# Job
Can you reproduce the listing below with every "transition-label" swapped for "transition-caption" and nothing else altered, leaving the pictures out?

# Data shown
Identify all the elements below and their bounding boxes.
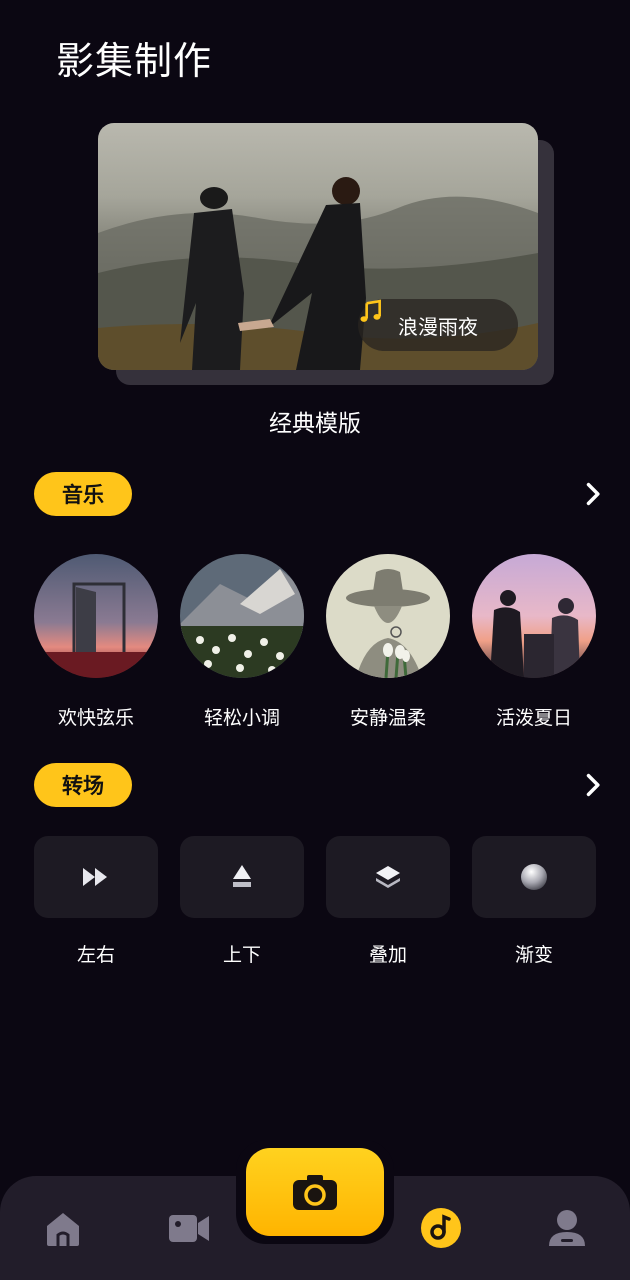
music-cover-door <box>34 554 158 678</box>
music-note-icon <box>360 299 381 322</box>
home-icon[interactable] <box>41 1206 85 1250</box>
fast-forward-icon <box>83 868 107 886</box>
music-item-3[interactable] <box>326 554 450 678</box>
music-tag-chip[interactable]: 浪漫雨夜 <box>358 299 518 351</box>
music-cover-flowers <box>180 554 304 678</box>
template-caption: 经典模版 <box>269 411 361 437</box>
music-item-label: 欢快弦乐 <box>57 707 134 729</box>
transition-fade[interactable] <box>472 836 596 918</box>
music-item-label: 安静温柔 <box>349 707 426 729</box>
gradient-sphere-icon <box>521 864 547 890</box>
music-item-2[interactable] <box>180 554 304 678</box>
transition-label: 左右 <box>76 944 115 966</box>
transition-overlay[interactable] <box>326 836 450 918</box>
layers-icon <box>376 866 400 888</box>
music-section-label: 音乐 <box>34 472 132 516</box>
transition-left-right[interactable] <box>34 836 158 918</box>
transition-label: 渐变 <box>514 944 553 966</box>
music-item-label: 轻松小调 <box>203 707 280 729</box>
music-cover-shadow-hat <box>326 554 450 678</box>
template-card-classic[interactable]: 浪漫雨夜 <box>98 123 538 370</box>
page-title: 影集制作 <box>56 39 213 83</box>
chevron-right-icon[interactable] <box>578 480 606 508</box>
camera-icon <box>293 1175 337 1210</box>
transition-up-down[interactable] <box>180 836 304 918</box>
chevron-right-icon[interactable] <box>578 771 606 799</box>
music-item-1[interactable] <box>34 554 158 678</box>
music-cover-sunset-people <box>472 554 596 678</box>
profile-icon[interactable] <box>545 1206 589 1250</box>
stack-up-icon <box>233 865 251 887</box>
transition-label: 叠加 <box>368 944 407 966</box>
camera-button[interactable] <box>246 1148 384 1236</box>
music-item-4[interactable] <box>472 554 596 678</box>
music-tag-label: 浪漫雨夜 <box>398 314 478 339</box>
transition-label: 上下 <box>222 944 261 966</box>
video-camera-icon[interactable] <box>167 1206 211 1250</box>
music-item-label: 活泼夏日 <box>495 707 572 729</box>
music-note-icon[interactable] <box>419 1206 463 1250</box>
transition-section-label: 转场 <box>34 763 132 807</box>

# Result of the exercise
Identify all the elements below and their bounding boxes.
music-cover-door <box>34 554 158 678</box>
music-note-icon <box>360 299 381 322</box>
home-icon[interactable] <box>41 1206 85 1250</box>
fast-forward-icon <box>83 868 107 886</box>
music-item-3[interactable] <box>326 554 450 678</box>
music-tag-chip[interactable]: 浪漫雨夜 <box>358 299 518 351</box>
music-cover-flowers <box>180 554 304 678</box>
template-caption: 经典模版 <box>269 411 361 437</box>
music-item-label: 欢快弦乐 <box>57 707 134 729</box>
transition-fade[interactable] <box>472 836 596 918</box>
music-item-label: 安静温柔 <box>349 707 426 729</box>
gradient-sphere-icon <box>521 864 547 890</box>
music-item-2[interactable] <box>180 554 304 678</box>
transition-caption: 左右 <box>76 944 115 966</box>
transition-overlay[interactable] <box>326 836 450 918</box>
layers-icon <box>376 866 400 888</box>
music-section-label: 音乐 <box>34 472 132 516</box>
transition-left-right[interactable] <box>34 836 158 918</box>
transition-caption: 渐变 <box>514 944 553 966</box>
music-item-label: 轻松小调 <box>203 707 280 729</box>
music-cover-shadow-hat <box>326 554 450 678</box>
template-card-classic[interactable]: 浪漫雨夜 <box>98 123 538 370</box>
page-title: 影集制作 <box>56 39 213 83</box>
chevron-right-icon[interactable] <box>578 480 606 508</box>
camera-icon <box>293 1175 337 1210</box>
transition-up-down[interactable] <box>180 836 304 918</box>
chevron-right-icon[interactable] <box>578 771 606 799</box>
music-item-1[interactable] <box>34 554 158 678</box>
music-cover-sunset-people <box>472 554 596 678</box>
profile-icon[interactable] <box>545 1206 589 1250</box>
stack-up-icon <box>233 865 251 887</box>
transition-caption: 叠加 <box>368 944 407 966</box>
camera-button[interactable] <box>246 1148 384 1236</box>
music-item-4[interactable] <box>472 554 596 678</box>
music-tag-label: 浪漫雨夜 <box>398 314 478 339</box>
transition-caption: 上下 <box>222 944 261 966</box>
video-camera-icon[interactable] <box>167 1206 211 1250</box>
music-item-label: 活泼夏日 <box>495 707 572 729</box>
music-note-icon[interactable] <box>419 1206 463 1250</box>
transition-section-label: 转场 <box>34 763 132 807</box>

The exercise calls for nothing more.